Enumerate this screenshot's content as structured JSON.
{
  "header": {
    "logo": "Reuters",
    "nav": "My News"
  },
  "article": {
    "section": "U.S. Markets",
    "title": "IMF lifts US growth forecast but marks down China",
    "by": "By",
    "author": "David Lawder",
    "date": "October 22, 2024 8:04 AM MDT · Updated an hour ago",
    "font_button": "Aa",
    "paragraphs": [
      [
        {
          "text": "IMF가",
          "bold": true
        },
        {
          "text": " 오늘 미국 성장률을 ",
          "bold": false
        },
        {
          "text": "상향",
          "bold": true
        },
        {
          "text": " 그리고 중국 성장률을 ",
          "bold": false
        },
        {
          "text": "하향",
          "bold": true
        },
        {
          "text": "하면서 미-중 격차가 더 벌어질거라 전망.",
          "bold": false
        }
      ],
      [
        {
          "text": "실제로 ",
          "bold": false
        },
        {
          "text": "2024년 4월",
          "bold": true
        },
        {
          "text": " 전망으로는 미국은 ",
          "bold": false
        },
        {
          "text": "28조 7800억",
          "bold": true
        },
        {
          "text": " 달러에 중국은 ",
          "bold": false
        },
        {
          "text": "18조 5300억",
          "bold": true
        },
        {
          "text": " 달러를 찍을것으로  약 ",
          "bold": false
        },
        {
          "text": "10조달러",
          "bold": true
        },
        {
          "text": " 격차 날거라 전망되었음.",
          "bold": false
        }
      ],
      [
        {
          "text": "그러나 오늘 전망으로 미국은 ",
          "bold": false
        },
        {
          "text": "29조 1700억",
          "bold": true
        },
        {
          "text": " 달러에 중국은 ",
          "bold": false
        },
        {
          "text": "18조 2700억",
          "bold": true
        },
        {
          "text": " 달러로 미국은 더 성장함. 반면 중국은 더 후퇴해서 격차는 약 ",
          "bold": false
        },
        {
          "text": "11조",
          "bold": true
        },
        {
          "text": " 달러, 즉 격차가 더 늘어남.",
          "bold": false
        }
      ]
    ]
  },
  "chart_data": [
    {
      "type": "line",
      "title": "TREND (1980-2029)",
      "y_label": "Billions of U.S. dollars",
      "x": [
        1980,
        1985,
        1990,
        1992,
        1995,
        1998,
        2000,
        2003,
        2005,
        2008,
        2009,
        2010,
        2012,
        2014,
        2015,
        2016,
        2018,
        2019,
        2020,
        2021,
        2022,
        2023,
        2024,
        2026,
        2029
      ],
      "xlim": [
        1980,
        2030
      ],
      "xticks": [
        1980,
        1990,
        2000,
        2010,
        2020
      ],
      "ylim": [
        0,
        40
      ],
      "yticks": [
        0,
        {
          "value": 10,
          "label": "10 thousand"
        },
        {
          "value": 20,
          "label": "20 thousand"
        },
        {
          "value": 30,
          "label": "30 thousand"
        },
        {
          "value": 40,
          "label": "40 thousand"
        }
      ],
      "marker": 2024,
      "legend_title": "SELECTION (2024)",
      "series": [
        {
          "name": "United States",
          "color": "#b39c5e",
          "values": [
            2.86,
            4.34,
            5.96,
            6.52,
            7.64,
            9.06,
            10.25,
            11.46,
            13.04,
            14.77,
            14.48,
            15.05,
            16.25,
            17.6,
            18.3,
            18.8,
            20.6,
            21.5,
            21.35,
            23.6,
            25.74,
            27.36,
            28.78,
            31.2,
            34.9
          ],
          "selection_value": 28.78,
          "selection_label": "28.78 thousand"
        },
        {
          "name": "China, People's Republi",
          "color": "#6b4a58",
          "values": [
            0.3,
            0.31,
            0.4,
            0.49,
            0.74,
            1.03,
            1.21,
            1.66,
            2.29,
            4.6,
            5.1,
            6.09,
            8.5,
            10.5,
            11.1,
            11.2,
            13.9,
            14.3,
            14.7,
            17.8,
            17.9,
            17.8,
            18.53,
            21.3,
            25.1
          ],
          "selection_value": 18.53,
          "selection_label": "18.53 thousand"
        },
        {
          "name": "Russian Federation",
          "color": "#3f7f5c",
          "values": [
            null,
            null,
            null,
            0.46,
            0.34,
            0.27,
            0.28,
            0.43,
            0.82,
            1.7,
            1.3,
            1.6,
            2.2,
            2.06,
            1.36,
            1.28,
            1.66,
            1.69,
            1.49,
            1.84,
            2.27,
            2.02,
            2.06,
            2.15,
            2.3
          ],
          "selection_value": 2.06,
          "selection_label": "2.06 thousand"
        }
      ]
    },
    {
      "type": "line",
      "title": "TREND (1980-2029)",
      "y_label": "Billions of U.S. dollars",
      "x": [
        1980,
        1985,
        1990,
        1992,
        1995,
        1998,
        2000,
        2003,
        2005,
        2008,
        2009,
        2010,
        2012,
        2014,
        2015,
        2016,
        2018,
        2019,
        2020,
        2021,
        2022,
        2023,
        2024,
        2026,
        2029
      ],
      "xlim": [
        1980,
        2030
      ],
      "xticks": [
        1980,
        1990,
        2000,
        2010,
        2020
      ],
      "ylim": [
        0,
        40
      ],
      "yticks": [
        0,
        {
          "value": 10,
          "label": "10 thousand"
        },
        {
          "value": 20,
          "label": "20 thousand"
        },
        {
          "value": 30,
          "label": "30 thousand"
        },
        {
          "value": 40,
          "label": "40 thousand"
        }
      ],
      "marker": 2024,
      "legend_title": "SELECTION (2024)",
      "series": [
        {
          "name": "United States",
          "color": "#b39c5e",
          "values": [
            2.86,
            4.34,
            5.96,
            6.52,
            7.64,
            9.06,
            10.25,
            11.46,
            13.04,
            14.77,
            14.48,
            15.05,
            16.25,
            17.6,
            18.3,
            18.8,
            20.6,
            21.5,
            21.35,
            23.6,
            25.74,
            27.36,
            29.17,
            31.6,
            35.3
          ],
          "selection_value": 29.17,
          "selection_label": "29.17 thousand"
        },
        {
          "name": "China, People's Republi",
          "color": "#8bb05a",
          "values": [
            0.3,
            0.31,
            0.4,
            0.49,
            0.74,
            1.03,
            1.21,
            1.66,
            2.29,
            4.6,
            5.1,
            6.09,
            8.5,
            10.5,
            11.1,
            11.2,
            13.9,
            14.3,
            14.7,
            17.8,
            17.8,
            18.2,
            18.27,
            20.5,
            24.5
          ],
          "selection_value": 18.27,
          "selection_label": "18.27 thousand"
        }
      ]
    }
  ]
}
________________________________________
What to work on – Print every entry exactly as written.

Task solution –
Enumerate this screenshot's content as structured JSON.
{
  "header": {
    "logo": "Reuters",
    "nav": "My News"
  },
  "article": {
    "section": "U.S. Markets",
    "title": "IMF lifts US growth forecast but marks down China",
    "by": "By",
    "author": "David Lawder",
    "date": "October 22, 2024 8:04 AM MDT · Updated an hour ago",
    "font_button": "Aa",
    "paragraphs": [
      [
        {
          "text": "IMF가",
          "bold": true
        },
        {
          "text": " 오늘 미국 성장률을 ",
          "bold": false
        },
        {
          "text": "상향",
          "bold": true
        },
        {
          "text": " 그리고 중국 성장률을 ",
          "bold": false
        },
        {
          "text": "하향",
          "bold": true
        },
        {
          "text": "하면서 미-중 격차가 더 벌어질거라 전망.",
          "bold": false
        }
      ],
      [
        {
          "text": "실제로 ",
          "bold": false
        },
        {
          "text": "2024년 4월",
          "bold": true
        },
        {
          "text": " 전망으로는 미국은 ",
          "bold": false
        },
        {
          "text": "28조 7800억",
          "bold": true
        },
        {
          "text": " 달러에 중국은 ",
          "bold": false
        },
        {
          "text": "18조 5300억",
          "bold": true
        },
        {
          "text": " 달러를 찍을것으로  약 ",
          "bold": false
        },
        {
          "text": "10조달러",
          "bold": true
        },
        {
          "text": " 격차 날거라 전망되었음.",
          "bold": false
        }
      ],
      [
        {
          "text": "그러나 오늘 전망으로 미국은 ",
          "bold": false
        },
        {
          "text": "29조 1700억",
          "bold": true
        },
        {
          "text": " 달러에 중국은 ",
          "bold": false
        },
        {
          "text": "18조 2700억",
          "bold": true
        },
        {
          "text": " 달러로 미국은 더 성장함. 반면 중국은 더 후퇴해서 격차는 약 ",
          "bold": false
        },
        {
          "text": "11조",
          "bold": true
        },
        {
          "text": " 달러, 즉 격차가 더 늘어남.",
          "bold": false
        }
      ]
    ]
  },
  "chart_data": [
    {
      "type": "line",
      "title": "TREND (1980-2029)",
      "y_label": "Billions of U.S. dollars",
      "x": [
        1980,
        1985,
        1990,
        1992,
        1995,
        1998,
        2000,
        2003,
        2005,
        2008,
        2009,
        2010,
        2012,
        2014,
        2015,
        2016,
        2018,
        2019,
        2020,
        2021,
        2022,
        2023,
        2024,
        2026,
        2029
      ],
      "xlim": [
        1980,
        2030
      ],
      "xticks": [
        1980,
        1990,
        2000,
        2010,
        2020
      ],
      "ylim": [
        0,
        40
      ],
      "yticks": [
        0,
        {
          "value": 10,
          "label": "10 thousand"
        },
        {
          "value": 20,
          "label": "20 thousand"
        },
        {
          "value": 30,
          "label": "30 thousand"
        },
        {
          "value": 40,
          "label": "40 thousand"
        }
      ],
      "marker": 2024,
      "legend_title": "SELECTION (2024)",
      "series": [
        {
          "name": "United States",
          "color": "#b39c5e",
          "values": [
            2.86,
            4.34,
            5.96,
            6.52,
            7.64,
            9.06,
            10.25,
            11.46,
            13.04,
            14.77,
            14.48,
            15.05,
            16.25,
            17.6,
            18.3,
            18.8,
            20.6,
            21.5,
            21.35,
            23.6,
            25.74,
            27.36,
            28.78,
            31.2,
            34.9
          ],
          "selection_value": 28.78,
          "selection_label": "28.78 thousand"
        },
        {
          "name": "China, People's Republi",
          "color": "#6b4a58",
          "values": [
            0.3,
            0.31,
            0.4,
            0.49,
            0.74,
            1.03,
            1.21,
            1.66,
            2.29,
            4.6,
            5.1,
            6.09,
            8.5,
            10.5,
            11.1,
            11.2,
            13.9,
            14.3,
            14.7,
            17.8,
            17.9,
            17.8,
            18.53,
            21.3,
            25.1
          ],
          "selection_value": 18.53,
          "selection_label": "18.53 thousand"
        },
        {
          "name": "Russian Federation",
          "color": "#3f7f5c",
          "values": [
            null,
            null,
            null,
            0.46,
            0.34,
            0.27,
            0.28,
            0.43,
            0.82,
            1.7,
            1.3,
            1.6,
            2.2,
            2.06,
            1.36,
            1.28,
            1.66,
            1.69,
            1.49,
            1.84,
            2.27,
            2.02,
            2.06,
            2.15,
            2.3
          ],
          "selection_value": 2.06,
          "selection_label": "2.06 thousand"
        }
      ]
    },
    {
      "type": "line",
      "title": "TREND (1980-2029)",
      "y_label": "Billions of U.S. dollars",
      "x": [
        1980,
        1985,
        1990,
        1992,
        1995,
        1998,
        2000,
        2003,
        2005,
        2008,
        2009,
        2010,
        2012,
        2014,
        2015,
        2016,
        2018,
        2019,
        2020,
        2021,
        2022,
        2023,
        2024,
        2026,
        2029
      ],
      "xlim": [
        1980,
        2030
      ],
      "xticks": [
        1980,
        1990,
        2000,
        2010,
        2020
      ],
      "ylim": [
        0,
        40
      ],
      "yticks": [
        0,
        {
          "value": 10,
          "label": "10 thousand"
        },
        {
          "value": 20,
          "label": "20 thousand"
        },
        {
          "value": 30,
          "label": "30 thousand"
        },
        {
          "value": 40,
          "label": "40 thousand"
        }
      ],
      "marker": 2024,
      "legend_title": "SELECTION (2024)",
      "series": [
        {
          "name": "United States",
          "color": "#b39c5e",
          "values": [
            2.86,
            4.34,
            5.96,
            6.52,
            7.64,
            9.06,
            10.25,
            11.46,
            13.04,
            14.77,
            14.48,
            15.05,
            16.25,
            17.6,
            18.3,
            18.8,
            20.6,
            21.5,
            21.35,
            23.6,
            25.74,
            27.36,
            29.17,
            31.6,
            35.3
          ],
          "selection_value": 29.17,
          "selection_label": "29.17 thousand"
        },
        {
          "name": "China, People's Republi",
          "color": "#8bb05a",
          "values": [
            0.3,
            0.31,
            0.4,
            0.49,
            0.74,
            1.03,
            1.21,
            1.66,
            2.29,
            4.6,
            5.1,
            6.09,
            8.5,
            10.5,
            11.1,
            11.2,
            13.9,
            14.3,
            14.7,
            17.8,
            17.8,
            18.2,
            18.27,
            20.5,
            24.5
          ],
          "selection_value": 18.27,
          "selection_label": "18.27 thousand"
        }
      ]
    }
  ]
}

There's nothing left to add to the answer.